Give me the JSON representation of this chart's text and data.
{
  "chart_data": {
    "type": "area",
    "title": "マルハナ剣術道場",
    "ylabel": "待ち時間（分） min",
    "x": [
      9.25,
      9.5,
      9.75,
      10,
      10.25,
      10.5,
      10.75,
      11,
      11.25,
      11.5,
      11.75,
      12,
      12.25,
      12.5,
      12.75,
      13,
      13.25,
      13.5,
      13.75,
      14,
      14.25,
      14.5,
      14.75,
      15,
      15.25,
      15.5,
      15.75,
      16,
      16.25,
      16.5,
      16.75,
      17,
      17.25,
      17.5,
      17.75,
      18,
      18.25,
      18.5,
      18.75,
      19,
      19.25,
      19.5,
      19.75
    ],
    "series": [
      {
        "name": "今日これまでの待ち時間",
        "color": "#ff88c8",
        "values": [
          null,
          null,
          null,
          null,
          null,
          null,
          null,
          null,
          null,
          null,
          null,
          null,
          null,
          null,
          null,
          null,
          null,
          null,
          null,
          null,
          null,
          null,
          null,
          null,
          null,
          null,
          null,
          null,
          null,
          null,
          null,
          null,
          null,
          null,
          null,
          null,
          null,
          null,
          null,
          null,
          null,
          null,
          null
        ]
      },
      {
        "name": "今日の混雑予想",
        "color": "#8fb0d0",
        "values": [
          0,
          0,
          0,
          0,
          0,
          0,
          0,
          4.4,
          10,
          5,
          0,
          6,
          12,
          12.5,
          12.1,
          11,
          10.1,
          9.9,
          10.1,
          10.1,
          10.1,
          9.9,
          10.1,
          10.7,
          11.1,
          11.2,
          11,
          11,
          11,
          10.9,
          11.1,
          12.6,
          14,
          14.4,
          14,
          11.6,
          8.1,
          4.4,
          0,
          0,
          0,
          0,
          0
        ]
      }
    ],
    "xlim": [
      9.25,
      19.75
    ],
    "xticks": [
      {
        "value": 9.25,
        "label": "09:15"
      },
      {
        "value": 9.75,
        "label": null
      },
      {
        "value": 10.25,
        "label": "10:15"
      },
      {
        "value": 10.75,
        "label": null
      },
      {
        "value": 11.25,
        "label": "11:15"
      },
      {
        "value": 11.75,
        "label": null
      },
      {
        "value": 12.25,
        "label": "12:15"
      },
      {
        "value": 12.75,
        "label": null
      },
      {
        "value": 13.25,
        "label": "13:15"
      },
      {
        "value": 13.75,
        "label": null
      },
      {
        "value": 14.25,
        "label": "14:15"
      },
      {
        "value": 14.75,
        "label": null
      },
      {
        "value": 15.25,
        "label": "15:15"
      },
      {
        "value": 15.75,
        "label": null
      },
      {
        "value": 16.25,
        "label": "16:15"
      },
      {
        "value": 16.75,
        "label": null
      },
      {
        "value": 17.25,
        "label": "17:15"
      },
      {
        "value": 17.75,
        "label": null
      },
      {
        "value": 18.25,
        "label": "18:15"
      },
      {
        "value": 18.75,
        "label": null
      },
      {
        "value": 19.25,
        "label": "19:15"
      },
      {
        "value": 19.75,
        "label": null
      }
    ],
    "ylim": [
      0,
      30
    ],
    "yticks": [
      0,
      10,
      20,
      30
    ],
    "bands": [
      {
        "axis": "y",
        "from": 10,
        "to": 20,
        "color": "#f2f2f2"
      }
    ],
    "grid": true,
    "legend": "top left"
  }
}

• [OBJECTIVE]
Look through the records and gather every line containing "color".

• [THE RESULT]
        "color": "#ff88c8",
        "color": "#8fb0d0",
        "color": "#f2f2f2"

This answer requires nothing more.